Stated goal →
Rewrite the records below, changing every "minor-gridline" to "minor-grid-line" and leaving all else as it is. Omit the pictures from your answer.

Layout element entries:
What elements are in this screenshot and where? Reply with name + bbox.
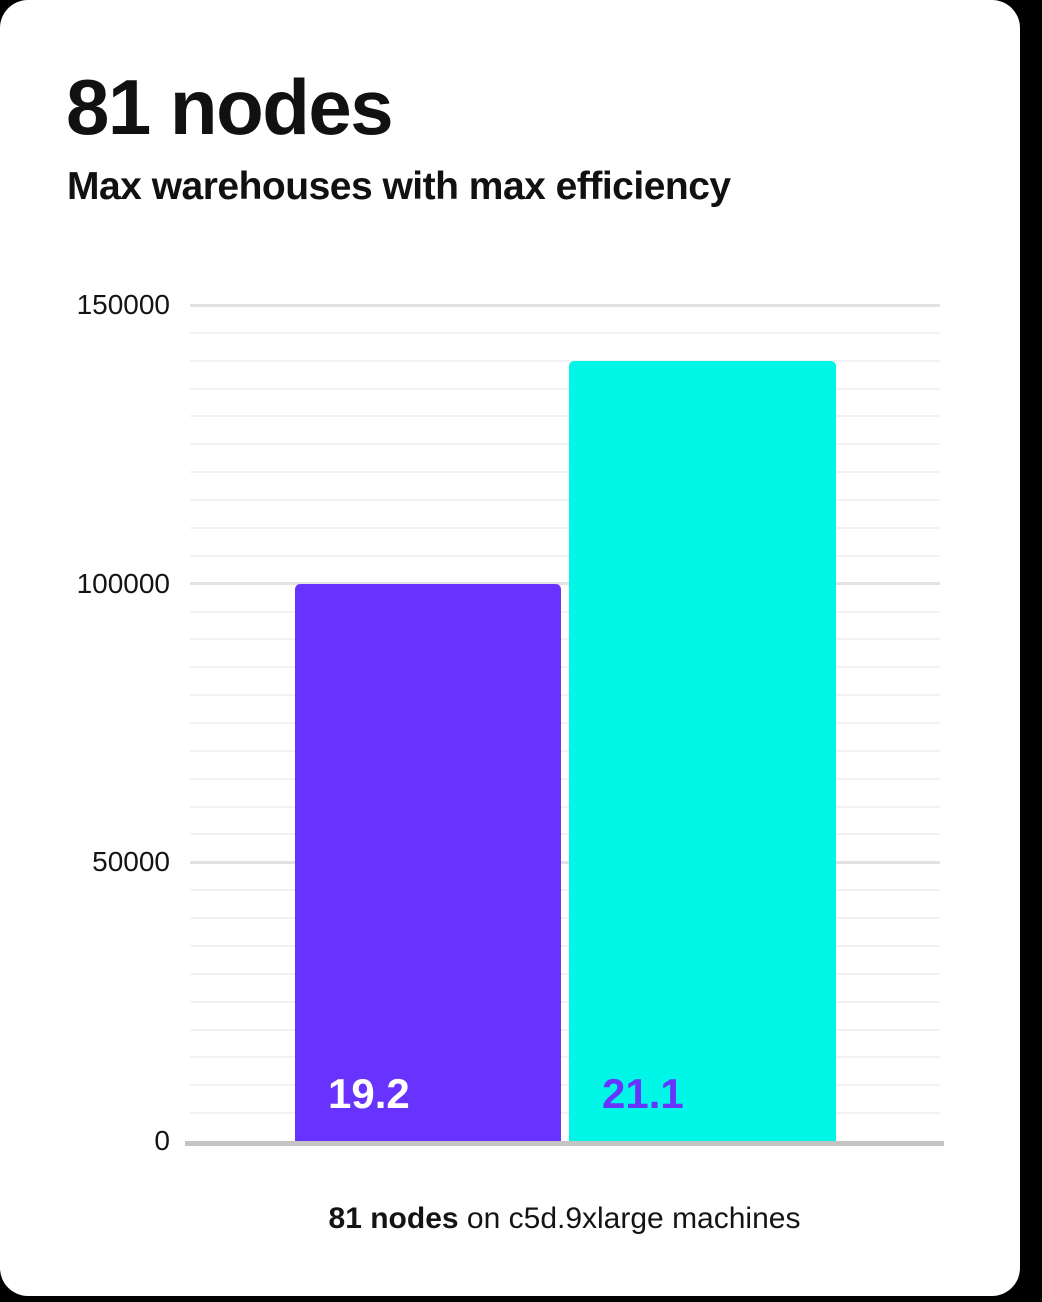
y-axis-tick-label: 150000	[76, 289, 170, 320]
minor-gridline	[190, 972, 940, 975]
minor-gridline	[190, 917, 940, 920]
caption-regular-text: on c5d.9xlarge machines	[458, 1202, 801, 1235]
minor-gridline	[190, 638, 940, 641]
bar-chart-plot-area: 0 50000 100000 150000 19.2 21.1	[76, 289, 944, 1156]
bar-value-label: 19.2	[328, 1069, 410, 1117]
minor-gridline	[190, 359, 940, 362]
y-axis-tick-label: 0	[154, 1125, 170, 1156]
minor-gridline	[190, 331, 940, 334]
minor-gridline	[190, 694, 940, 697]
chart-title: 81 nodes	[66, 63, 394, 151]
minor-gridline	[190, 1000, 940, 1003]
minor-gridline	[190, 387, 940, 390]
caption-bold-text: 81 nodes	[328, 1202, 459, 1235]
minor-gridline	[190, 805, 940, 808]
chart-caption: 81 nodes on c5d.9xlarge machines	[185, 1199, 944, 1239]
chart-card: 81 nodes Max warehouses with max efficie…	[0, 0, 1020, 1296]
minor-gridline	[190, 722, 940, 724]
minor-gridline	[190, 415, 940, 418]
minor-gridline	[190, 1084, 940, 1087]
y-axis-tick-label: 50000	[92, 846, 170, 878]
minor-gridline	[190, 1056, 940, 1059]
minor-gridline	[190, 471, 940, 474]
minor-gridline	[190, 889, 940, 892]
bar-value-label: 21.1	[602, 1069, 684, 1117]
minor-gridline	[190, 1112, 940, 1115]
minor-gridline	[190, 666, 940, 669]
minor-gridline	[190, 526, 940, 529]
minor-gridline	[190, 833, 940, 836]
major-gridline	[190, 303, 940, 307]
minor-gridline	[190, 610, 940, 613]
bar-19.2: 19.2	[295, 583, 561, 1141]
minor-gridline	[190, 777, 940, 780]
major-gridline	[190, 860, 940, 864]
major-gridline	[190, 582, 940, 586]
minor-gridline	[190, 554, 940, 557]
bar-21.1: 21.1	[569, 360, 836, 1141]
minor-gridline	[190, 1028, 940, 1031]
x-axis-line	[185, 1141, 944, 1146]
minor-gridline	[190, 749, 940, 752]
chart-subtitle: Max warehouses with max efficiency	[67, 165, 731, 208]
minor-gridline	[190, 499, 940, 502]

Output →
What elements are in this screenshot and where? Reply with name + bbox.
y-axis-tick-label: 150000	[76, 289, 170, 320]
minor-grid-line	[190, 972, 940, 975]
minor-grid-line	[190, 917, 940, 920]
caption-regular-text: on c5d.9xlarge machines	[458, 1202, 801, 1235]
minor-grid-line	[190, 638, 940, 641]
bar-chart-plot-area: 0 50000 100000 150000 19.2 21.1	[76, 289, 944, 1156]
bar-value-label: 19.2	[328, 1069, 410, 1117]
minor-grid-line	[190, 359, 940, 362]
y-axis-tick-label: 0	[154, 1125, 170, 1156]
minor-grid-line	[190, 331, 940, 334]
minor-grid-line	[190, 694, 940, 697]
chart-title: 81 nodes	[66, 63, 394, 151]
minor-grid-line	[190, 1000, 940, 1003]
minor-grid-line	[190, 387, 940, 390]
caption-bold-text: 81 nodes	[328, 1202, 459, 1235]
minor-grid-line	[190, 805, 940, 808]
chart-caption: 81 nodes on c5d.9xlarge machines	[185, 1199, 944, 1239]
chart-card: 81 nodes Max warehouses with max efficie…	[0, 0, 1020, 1296]
minor-grid-line	[190, 722, 940, 724]
minor-grid-line	[190, 415, 940, 418]
minor-grid-line	[190, 1084, 940, 1087]
y-axis-tick-label: 50000	[92, 846, 170, 878]
minor-grid-line	[190, 1056, 940, 1059]
minor-grid-line	[190, 471, 940, 474]
minor-grid-line	[190, 889, 940, 892]
bar-value-label: 21.1	[602, 1069, 684, 1117]
minor-grid-line	[190, 1112, 940, 1115]
minor-grid-line	[190, 666, 940, 669]
minor-grid-line	[190, 526, 940, 529]
minor-grid-line	[190, 833, 940, 836]
major-gridline	[190, 303, 940, 307]
minor-grid-line	[190, 610, 940, 613]
bar-19.2: 19.2	[295, 583, 561, 1141]
minor-grid-line	[190, 777, 940, 780]
major-gridline	[190, 860, 940, 864]
major-gridline	[190, 582, 940, 586]
minor-grid-line	[190, 554, 940, 557]
bar-21.1: 21.1	[569, 360, 836, 1141]
minor-grid-line	[190, 1028, 940, 1031]
x-axis-line	[185, 1141, 944, 1146]
minor-grid-line	[190, 749, 940, 752]
chart-subtitle: Max warehouses with max efficiency	[67, 165, 731, 208]
minor-grid-line	[190, 499, 940, 502]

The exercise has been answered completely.